(What the task asks): Print all the entries verbatim.
+++++
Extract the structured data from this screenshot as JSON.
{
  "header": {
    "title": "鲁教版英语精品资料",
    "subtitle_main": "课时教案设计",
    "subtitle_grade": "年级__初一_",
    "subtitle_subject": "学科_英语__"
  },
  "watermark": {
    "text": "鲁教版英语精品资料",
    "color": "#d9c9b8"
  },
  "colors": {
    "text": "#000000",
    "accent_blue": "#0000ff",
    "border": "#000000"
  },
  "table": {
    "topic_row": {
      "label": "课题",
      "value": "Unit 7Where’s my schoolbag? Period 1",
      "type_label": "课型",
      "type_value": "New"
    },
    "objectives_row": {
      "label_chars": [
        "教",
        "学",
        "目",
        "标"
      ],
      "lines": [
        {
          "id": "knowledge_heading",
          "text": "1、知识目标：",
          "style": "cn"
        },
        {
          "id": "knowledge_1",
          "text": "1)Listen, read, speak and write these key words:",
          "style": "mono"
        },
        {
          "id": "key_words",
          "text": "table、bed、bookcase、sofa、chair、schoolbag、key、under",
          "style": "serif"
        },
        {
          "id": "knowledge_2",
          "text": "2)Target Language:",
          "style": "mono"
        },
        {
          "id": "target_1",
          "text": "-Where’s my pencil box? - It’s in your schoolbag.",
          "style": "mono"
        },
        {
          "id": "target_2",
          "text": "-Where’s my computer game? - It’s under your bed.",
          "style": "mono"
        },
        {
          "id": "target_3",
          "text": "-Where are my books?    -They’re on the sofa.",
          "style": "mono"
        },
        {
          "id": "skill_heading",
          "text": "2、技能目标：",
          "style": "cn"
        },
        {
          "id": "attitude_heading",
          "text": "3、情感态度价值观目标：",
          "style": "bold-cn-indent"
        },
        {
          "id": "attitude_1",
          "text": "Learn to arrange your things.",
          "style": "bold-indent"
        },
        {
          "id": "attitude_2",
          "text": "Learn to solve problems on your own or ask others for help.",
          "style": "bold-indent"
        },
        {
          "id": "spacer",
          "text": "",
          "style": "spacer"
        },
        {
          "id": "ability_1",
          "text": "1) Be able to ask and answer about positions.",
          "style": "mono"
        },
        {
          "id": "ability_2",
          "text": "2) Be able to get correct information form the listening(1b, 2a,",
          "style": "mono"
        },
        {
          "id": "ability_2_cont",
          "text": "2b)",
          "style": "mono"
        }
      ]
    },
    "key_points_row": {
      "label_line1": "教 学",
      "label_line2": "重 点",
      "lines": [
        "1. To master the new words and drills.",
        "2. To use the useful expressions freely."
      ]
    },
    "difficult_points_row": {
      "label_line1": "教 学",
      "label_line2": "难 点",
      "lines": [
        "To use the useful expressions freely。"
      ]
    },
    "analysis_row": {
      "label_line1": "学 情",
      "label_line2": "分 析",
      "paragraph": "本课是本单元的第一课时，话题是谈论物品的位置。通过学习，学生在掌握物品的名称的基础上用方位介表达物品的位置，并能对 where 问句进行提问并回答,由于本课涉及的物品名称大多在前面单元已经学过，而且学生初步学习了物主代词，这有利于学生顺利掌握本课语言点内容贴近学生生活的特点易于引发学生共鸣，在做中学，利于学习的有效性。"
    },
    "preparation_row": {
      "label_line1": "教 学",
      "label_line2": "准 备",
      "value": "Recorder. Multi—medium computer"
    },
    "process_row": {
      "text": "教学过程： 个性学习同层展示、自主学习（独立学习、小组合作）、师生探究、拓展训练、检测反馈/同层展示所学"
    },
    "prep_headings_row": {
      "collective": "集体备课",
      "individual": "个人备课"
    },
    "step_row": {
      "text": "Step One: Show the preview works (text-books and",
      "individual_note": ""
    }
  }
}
+++++
(Output below):
Extract the structured data from this screenshot as JSON.
{
  "header": {
    "title": "鲁教版英语精品资料",
    "subtitle_main": "课时教案设计",
    "subtitle_grade": "年级__初一_",
    "subtitle_subject": "学科_英语__"
  },
  "watermark": {
    "text": "鲁教版英语精品资料",
    "color": "#d9c9b8"
  },
  "colors": {
    "text": "#000000",
    "accent_blue": "#0000ff",
    "border": "#000000"
  },
  "table": {
    "topic_row": {
      "label": "课题",
      "value": "Unit 7Where’s my schoolbag? Period 1",
      "type_label": "课型",
      "type_value": "New"
    },
    "objectives_row": {
      "label_chars": [
        "教",
        "学",
        "目",
        "标"
      ],
      "lines": [
        {
          "id": "knowledge_heading",
          "text": "1、知识目标：",
          "style": "cn"
        },
        {
          "id": "knowledge_1",
          "text": "1)Listen, read, speak and write these key words:",
          "style": "mono"
        },
        {
          "id": "key_words",
          "text": "table、bed、bookcase、sofa、chair、schoolbag、key、under",
          "style": "serif"
        },
        {
          "id": "knowledge_2",
          "text": "2)Target Language:",
          "style": "mono"
        },
        {
          "id": "target_1",
          "text": "-Where’s my pencil box? - It’s in your schoolbag.",
          "style": "mono"
        },
        {
          "id": "target_2",
          "text": "-Where’s my computer game? - It’s under your bed.",
          "style": "mono"
        },
        {
          "id": "target_3",
          "text": "-Where are my books?    -They’re on the sofa.",
          "style": "mono"
        },
        {
          "id": "skill_heading",
          "text": "2、技能目标：",
          "style": "cn"
        },
        {
          "id": "attitude_heading",
          "text": "3、情感态度价值观目标：",
          "style": "bold-cn-indent"
        },
        {
          "id": "attitude_1",
          "text": "Learn to arrange your things.",
          "style": "bold-indent"
        },
        {
          "id": "attitude_2",
          "text": "Learn to solve problems on your own or ask others for help.",
          "style": "bold-indent"
        },
        {
          "id": "spacer",
          "text": "",
          "style": "spacer"
        },
        {
          "id": "ability_1",
          "text": "1) Be able to ask and answer about positions.",
          "style": "mono"
        },
        {
          "id": "ability_2",
          "text": "2) Be able to get correct information form the listening(1b, 2a,",
          "style": "mono"
        },
        {
          "id": "ability_2_cont",
          "text": "2b)",
          "style": "mono"
        }
      ]
    },
    "key_points_row": {
      "label_line1": "教 学",
      "label_line2": "重 点",
      "lines": [
        "1. To master the new words and drills.",
        "2. To use the useful expressions freely."
      ]
    },
    "difficult_points_row": {
      "label_line1": "教 学",
      "label_line2": "难 点",
      "lines": [
        "To use the useful expressions freely。"
      ]
    },
    "analysis_row": {
      "label_line1": "学 情",
      "label_line2": "分 析",
      "paragraph": "本课是本单元的第一课时，话题是谈论物品的位置。通过学习，学生在掌握物品的名称的基础上用方位介表达物品的位置，并能对 where 问句进行提问并回答,由于本课涉及的物品名称大多在前面单元已经学过，而且学生初步学习了物主代词，这有利于学生顺利掌握本课语言点内容贴近学生生活的特点易于引发学生共鸣，在做中学，利于学习的有效性。"
    },
    "preparation_row": {
      "label_line1": "教 学",
      "label_line2": "准 备",
      "value": "Recorder. Multi—medium computer"
    },
    "process_row": {
      "text": "教学过程： 个性学习同层展示、自主学习（独立学习、小组合作）、师生探究、拓展训练、检测反馈/同层展示所学"
    },
    "prep_headings_row": {
      "collective": "集体备课",
      "individual": "个人备课"
    },
    "step_row": {
      "text": "Step One: Show the preview works (text-books and",
      "individual_note": ""
    }
  }
}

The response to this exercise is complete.